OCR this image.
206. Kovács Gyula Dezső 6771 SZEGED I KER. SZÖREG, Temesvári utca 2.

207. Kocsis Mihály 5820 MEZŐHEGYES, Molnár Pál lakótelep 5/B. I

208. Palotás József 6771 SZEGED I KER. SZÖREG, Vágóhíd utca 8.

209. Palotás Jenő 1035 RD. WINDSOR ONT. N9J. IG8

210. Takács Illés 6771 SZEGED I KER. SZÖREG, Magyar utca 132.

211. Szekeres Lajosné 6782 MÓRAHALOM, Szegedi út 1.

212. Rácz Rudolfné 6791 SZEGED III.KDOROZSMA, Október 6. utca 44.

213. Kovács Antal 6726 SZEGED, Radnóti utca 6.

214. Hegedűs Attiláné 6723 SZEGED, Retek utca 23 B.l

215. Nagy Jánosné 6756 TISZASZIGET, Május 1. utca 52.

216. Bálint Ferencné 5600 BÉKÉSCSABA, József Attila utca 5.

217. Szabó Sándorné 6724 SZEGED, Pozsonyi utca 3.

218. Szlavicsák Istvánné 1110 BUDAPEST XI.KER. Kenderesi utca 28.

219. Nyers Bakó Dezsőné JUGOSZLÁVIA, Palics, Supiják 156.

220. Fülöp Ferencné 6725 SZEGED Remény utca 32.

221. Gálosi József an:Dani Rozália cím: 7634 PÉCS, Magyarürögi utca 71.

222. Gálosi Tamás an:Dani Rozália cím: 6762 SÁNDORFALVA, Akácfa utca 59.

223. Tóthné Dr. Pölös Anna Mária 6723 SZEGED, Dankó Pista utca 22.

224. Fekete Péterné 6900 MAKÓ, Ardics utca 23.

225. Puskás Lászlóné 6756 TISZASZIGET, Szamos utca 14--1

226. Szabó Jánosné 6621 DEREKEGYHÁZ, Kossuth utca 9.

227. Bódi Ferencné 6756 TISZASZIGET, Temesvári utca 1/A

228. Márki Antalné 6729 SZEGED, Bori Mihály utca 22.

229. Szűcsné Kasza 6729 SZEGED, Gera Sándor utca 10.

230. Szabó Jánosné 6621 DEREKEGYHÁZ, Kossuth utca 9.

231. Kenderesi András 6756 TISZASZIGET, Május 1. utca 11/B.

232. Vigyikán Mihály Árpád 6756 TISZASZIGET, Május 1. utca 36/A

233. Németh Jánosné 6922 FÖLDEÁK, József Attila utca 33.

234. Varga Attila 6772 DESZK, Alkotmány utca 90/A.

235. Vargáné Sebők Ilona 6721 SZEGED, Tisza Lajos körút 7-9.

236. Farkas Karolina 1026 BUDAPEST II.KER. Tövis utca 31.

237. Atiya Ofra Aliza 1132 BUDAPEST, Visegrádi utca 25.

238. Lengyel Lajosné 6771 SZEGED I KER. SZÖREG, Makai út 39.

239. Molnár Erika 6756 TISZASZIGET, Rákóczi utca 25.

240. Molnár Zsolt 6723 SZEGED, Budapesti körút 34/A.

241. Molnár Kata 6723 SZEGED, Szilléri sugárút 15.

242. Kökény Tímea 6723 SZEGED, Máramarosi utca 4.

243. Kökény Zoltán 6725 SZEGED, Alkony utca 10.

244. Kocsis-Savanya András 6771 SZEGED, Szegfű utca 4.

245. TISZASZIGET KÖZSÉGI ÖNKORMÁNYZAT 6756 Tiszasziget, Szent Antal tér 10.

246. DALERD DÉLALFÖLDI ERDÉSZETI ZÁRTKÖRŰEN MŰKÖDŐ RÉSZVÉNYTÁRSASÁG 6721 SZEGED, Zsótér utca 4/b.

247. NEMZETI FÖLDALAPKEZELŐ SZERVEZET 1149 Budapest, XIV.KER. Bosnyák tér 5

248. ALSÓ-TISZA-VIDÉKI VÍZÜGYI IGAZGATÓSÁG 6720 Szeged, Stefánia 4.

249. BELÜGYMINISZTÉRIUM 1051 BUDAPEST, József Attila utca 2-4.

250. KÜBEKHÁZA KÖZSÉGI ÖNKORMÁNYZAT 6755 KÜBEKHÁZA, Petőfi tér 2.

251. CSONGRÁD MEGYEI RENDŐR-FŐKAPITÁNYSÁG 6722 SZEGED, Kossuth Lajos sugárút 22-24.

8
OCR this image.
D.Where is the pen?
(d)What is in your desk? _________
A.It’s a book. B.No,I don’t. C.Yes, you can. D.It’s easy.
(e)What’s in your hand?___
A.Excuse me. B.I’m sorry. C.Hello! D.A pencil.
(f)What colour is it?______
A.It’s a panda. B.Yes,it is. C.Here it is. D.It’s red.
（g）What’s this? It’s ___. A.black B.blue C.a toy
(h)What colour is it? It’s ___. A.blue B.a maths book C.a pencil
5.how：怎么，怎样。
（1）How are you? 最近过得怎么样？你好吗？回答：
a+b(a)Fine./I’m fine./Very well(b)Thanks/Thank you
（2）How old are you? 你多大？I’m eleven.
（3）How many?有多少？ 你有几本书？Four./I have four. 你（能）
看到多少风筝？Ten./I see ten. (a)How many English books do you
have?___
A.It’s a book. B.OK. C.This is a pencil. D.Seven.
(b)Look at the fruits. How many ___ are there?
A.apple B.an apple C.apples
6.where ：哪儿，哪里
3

----

→ **Set problem**:
Extract the complete listing verbatim.

→ **Full output**:
OCR this image.
206. Kovács Gyula Dezső 6771 SZEGED I KER. SZÖREG, Temesvári utca 2.

207. Kocsis Mihály 5820 MEZŐHEGYES, Molnár Pál lakótelep 5/B. I

208. Palotás József 6771 SZEGED I KER. SZÖREG, Vágóhíd utca 8.

209. Palotás Jenő 1035 RD. WINDSOR ONT. N9J. IG8

210. Takács Illés 6771 SZEGED I KER. SZÖREG, Magyar utca 132.

211. Szekeres Lajosné 6782 MÓRAHALOM, Szegedi út 1.

212. Rácz Rudolfné 6791 SZEGED III.KDOROZSMA, Október 6. utca 44.

213. Kovács Antal 6726 SZEGED, Radnóti utca 6.

214. Hegedűs Attiláné 6723 SZEGED, Retek utca 23 B.l

215. Nagy Jánosné 6756 TISZASZIGET, Május 1. utca 52.

216. Bálint Ferencné 5600 BÉKÉSCSABA, József Attila utca 5.

217. Szabó Sándorné 6724 SZEGED, Pozsonyi utca 3.

218. Szlavicsák Istvánné 1110 BUDAPEST XI.KER. Kenderesi utca 28.

219. Nyers Bakó Dezsőné JUGOSZLÁVIA, Palics, Supiják 156.

220. Fülöp Ferencné 6725 SZEGED Remény utca 32.

221. Gálosi József an:Dani Rozália cím: 7634 PÉCS, Magyarürögi utca 71.

222. Gálosi Tamás an:Dani Rozália cím: 6762 SÁNDORFALVA, Akácfa utca 59.

223. Tóthné Dr. Pölös Anna Mária 6723 SZEGED, Dankó Pista utca 22.

224. Fekete Péterné 6900 MAKÓ, Ardics utca 23.

225. Puskás Lászlóné 6756 TISZASZIGET, Szamos utca 14--1

226. Szabó Jánosné 6621 DEREKEGYHÁZ, Kossuth utca 9.

227. Bódi Ferencné 6756 TISZASZIGET, Temesvári utca 1/A

228. Márki Antalné 6729 SZEGED, Bori Mihály utca 22.

229. Szűcsné Kasza 6729 SZEGED, Gera Sándor utca 10.

230. Szabó Jánosné 6621 DEREKEGYHÁZ, Kossuth utca 9.

231. Kenderesi András 6756 TISZASZIGET, Május 1. utca 11/B.

232. Vigyikán Mihály Árpád 6756 TISZASZIGET, Május 1. utca 36/A

233. Németh Jánosné 6922 FÖLDEÁK, József Attila utca 33.

234. Varga Attila 6772 DESZK, Alkotmány utca 90/A.

235. Vargáné Sebők Ilona 6721 SZEGED, Tisza Lajos körút 7-9.

236. Farkas Karolina 1026 BUDAPEST II.KER. Tövis utca 31.

237. Atiya Ofra Aliza 1132 BUDAPEST, Visegrádi utca 25.

238. Lengyel Lajosné 6771 SZEGED I KER. SZÖREG, Makai út 39.

239. Molnár Erika 6756 TISZASZIGET, Rákóczi utca 25.

240. Molnár Zsolt 6723 SZEGED, Budapesti körút 34/A.

241. Molnár Kata 6723 SZEGED, Szilléri sugárút 15.

242. Kökény Tímea 6723 SZEGED, Máramarosi utca 4.

243. Kökény Zoltán 6725 SZEGED, Alkony utca 10.

244. Kocsis-Savanya András 6771 SZEGED, Szegfű utca 4.

245. TISZASZIGET KÖZSÉGI ÖNKORMÁNYZAT 6756 Tiszasziget, Szent Antal tér 10.

246. DALERD DÉLALFÖLDI ERDÉSZETI ZÁRTKÖRŰEN MŰKÖDŐ RÉSZVÉNYTÁRSASÁG 6721 SZEGED, Zsótér utca 4/b.

247. NEMZETI FÖLDALAPKEZELŐ SZERVEZET 1149 Budapest, XIV.KER. Bosnyák tér 5

248. ALSÓ-TISZA-VIDÉKI VÍZÜGYI IGAZGATÓSÁG 6720 Szeged, Stefánia 4.

249. BELÜGYMINISZTÉRIUM 1051 BUDAPEST, József Attila utca 2-4.

250. KÜBEKHÁZA KÖZSÉGI ÖNKORMÁNYZAT 6755 KÜBEKHÁZA, Petőfi tér 2.

251. CSONGRÁD MEGYEI RENDŐR-FŐKAPITÁNYSÁG 6722 SZEGED, Kossuth Lajos sugárút 22-24.

8
OCR this image.
D.Where is the pen?
(d)What is in your desk? _________
A.It’s a book. B.No,I don’t. C.Yes, you can. D.It’s easy.
(e)What’s in your hand?___
A.Excuse me. B.I’m sorry. C.Hello! D.A pencil.
(f)What colour is it?______
A.It’s a panda. B.Yes,it is. C.Here it is. D.It’s red.
（g）What’s this? It’s ___. A.black B.blue C.a toy
(h)What colour is it? It’s ___. A.blue B.a maths book C.a pencil
5.how：怎么，怎样。
（1）How are you? 最近过得怎么样？你好吗？回答：
a+b(a)Fine./I’m fine./Very well(b)Thanks/Thank you
（2）How old are you? 你多大？I’m eleven.
（3）How many?有多少？ 你有几本书？Four./I have four. 你（能）
看到多少风筝？Ten./I see ten. (a)How many English books do you
have?___
A.It’s a book. B.OK. C.This is a pencil. D.Seven.
(b)Look at the fruits. How many ___ are there?
A.apple B.an apple C.apples
6.where ：哪儿，哪里
3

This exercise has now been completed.